▸ **Aim of the task**: How many lines of these records hold the string "EditWriter"? Reply with the number alone.

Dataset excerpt
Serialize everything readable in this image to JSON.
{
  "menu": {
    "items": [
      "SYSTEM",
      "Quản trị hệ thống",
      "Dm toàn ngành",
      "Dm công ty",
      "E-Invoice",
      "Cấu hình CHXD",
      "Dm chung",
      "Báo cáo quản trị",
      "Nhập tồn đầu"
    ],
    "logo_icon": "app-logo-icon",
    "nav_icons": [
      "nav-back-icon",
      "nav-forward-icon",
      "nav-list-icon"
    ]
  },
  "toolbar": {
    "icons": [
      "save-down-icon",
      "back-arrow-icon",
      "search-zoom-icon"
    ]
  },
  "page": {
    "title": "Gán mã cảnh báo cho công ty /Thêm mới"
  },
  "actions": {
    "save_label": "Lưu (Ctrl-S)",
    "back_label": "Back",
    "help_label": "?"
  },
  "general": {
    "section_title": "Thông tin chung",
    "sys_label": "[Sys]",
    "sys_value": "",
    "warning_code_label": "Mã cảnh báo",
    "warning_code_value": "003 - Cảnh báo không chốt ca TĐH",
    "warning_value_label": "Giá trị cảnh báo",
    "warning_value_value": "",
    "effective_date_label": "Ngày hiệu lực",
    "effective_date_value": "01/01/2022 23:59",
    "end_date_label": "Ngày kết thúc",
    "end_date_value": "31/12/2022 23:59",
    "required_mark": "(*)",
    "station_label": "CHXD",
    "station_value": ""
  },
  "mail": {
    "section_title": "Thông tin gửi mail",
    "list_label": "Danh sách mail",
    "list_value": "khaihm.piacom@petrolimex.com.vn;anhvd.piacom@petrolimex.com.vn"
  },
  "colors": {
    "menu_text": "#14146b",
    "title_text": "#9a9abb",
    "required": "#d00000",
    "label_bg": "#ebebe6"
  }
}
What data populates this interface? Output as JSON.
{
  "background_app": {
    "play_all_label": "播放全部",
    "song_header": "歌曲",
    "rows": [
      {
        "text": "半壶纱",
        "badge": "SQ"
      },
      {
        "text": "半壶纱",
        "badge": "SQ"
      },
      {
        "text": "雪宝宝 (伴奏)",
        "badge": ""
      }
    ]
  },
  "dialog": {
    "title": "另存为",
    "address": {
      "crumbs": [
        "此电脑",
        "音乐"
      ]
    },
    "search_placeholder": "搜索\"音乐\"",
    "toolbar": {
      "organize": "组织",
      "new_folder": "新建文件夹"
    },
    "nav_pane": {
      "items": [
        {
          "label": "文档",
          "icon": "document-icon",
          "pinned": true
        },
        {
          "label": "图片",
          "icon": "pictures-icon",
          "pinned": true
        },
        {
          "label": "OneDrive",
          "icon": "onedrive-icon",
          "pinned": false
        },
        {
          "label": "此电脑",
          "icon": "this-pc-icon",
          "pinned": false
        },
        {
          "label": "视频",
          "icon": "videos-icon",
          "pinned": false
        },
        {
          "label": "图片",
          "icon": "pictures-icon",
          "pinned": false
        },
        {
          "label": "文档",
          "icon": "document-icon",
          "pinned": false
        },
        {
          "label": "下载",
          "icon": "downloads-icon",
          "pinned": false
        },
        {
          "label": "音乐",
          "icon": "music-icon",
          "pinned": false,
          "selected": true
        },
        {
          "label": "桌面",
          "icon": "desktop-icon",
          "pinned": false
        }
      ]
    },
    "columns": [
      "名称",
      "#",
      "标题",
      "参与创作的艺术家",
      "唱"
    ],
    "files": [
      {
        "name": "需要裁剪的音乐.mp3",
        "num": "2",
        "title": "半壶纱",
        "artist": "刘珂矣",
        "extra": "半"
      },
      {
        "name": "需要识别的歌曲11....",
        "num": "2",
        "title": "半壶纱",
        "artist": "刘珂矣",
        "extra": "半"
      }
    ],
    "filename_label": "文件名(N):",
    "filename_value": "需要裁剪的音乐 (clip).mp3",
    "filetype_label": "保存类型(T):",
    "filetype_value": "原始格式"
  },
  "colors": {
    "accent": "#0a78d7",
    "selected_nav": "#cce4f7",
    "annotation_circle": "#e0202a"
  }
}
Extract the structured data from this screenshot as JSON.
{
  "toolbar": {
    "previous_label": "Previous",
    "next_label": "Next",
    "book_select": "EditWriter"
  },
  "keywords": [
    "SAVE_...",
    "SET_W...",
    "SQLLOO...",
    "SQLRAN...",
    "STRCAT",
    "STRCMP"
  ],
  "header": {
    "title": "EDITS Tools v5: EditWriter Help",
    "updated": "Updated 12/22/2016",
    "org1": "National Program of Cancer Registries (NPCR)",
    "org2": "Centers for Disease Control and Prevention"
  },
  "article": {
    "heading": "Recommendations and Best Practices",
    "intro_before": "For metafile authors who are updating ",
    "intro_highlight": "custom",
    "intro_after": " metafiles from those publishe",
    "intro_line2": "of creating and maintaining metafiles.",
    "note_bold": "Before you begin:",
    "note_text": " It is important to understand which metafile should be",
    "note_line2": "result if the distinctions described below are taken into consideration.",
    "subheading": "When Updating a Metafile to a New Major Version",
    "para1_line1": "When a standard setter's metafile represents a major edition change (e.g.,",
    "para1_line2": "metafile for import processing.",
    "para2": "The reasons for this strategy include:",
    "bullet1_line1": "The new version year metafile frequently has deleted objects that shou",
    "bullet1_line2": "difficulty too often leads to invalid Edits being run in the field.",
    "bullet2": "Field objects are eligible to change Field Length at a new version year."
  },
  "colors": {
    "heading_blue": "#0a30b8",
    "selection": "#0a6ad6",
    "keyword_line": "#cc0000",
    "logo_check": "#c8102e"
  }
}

▸ **Reply**: 2